§ **Instructions to follow**
Reproduce all the entries exactly.

<<<<

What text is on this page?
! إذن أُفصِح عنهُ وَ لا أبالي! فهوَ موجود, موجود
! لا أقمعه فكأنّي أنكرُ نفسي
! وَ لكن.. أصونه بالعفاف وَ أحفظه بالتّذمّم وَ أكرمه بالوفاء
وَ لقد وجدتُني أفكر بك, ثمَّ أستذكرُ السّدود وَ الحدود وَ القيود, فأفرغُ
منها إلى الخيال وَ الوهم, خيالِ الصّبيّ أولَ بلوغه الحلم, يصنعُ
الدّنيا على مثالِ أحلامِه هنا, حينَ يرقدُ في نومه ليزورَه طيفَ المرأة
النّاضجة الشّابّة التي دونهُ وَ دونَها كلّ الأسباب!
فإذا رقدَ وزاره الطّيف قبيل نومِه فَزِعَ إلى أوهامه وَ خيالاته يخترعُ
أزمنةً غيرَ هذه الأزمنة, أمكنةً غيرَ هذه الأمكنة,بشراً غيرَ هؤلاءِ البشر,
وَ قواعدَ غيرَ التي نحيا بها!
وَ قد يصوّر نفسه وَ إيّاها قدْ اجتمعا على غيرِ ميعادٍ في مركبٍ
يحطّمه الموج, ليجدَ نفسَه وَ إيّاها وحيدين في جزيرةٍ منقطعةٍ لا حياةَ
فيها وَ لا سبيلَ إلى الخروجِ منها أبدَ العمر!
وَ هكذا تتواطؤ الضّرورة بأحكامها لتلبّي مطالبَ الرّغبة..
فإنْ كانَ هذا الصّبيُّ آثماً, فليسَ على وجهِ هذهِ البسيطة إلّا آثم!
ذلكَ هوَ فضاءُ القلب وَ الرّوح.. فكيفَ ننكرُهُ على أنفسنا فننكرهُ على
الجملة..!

>>>>

§ **Output for this task**
What text is on this page?
! إذن أُفصِح عنهُ وَ لا أبالي! فهوَ موجود, موجود
! لا أقمعه فكأنّي أنكرُ نفسي
! وَ لكن.. أصونه بالعفاف وَ أحفظه بالتّذمّم وَ أكرمه بالوفاء
وَ لقد وجدتُني أفكر بك, ثمَّ أستذكرُ السّدود وَ الحدود وَ القيود, فأفرغُ
منها إلى الخيال وَ الوهم, خيالِ الصّبيّ أولَ بلوغه الحلم, يصنعُ
الدّنيا على مثالِ أحلامِه هنا, حينَ يرقدُ في نومه ليزورَه طيفَ المرأة
النّاضجة الشّابّة التي دونهُ وَ دونَها كلّ الأسباب!
فإذا رقدَ وزاره الطّيف قبيل نومِه فَزِعَ إلى أوهامه وَ خيالاته يخترعُ
أزمنةً غيرَ هذه الأزمنة, أمكنةً غيرَ هذه الأمكنة,بشراً غيرَ هؤلاءِ البشر,
وَ قواعدَ غيرَ التي نحيا بها!
وَ قد يصوّر نفسه وَ إيّاها قدْ اجتمعا على غيرِ ميعادٍ في مركبٍ
يحطّمه الموج, ليجدَ نفسَه وَ إيّاها وحيدين في جزيرةٍ منقطعةٍ لا حياةَ
فيها وَ لا سبيلَ إلى الخروجِ منها أبدَ العمر!
وَ هكذا تتواطؤ الضّرورة بأحكامها لتلبّي مطالبَ الرّغبة..
فإنْ كانَ هذا الصّبيُّ آثماً, فليسَ على وجهِ هذهِ البسيطة إلّا آثم!
ذلكَ هوَ فضاءُ القلب وَ الرّوح.. فكيفَ ننكرُهُ على أنفسنا فننكرهُ على
الجملة..!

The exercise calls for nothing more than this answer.